*Instruction*: Check each line of the material below for "pill", then copy the ones that contain it.

*Records to process*:
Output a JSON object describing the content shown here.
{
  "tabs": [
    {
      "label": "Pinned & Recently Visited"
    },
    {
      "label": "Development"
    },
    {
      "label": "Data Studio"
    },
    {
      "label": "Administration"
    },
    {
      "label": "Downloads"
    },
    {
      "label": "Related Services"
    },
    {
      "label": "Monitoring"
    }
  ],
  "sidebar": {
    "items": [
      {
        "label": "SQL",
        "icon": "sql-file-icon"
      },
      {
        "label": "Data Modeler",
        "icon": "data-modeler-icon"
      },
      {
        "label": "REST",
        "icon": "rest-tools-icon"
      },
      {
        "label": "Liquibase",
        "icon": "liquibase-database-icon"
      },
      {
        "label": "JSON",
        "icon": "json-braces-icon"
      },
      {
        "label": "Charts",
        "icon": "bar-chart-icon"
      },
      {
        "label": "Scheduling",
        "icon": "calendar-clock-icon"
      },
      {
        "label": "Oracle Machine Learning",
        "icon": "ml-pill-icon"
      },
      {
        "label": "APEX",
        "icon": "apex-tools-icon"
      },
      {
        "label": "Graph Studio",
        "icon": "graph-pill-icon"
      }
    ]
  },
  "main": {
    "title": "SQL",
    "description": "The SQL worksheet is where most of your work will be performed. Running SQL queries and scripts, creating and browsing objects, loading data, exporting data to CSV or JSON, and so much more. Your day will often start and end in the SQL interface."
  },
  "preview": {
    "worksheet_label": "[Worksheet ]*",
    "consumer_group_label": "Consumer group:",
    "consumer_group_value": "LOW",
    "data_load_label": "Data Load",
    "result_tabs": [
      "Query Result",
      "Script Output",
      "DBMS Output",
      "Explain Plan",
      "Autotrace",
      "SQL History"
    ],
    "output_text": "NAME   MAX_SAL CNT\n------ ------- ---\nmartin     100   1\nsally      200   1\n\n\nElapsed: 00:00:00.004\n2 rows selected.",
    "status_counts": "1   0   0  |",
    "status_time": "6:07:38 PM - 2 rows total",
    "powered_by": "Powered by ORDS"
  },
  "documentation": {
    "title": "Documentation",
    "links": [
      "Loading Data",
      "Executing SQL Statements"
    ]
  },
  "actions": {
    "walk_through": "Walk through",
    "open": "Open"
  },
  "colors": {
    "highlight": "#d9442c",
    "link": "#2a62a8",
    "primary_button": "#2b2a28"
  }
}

*Solution to this exercise*:
        "icon": "ml-pill-icon"
        "icon": "graph-pill-icon"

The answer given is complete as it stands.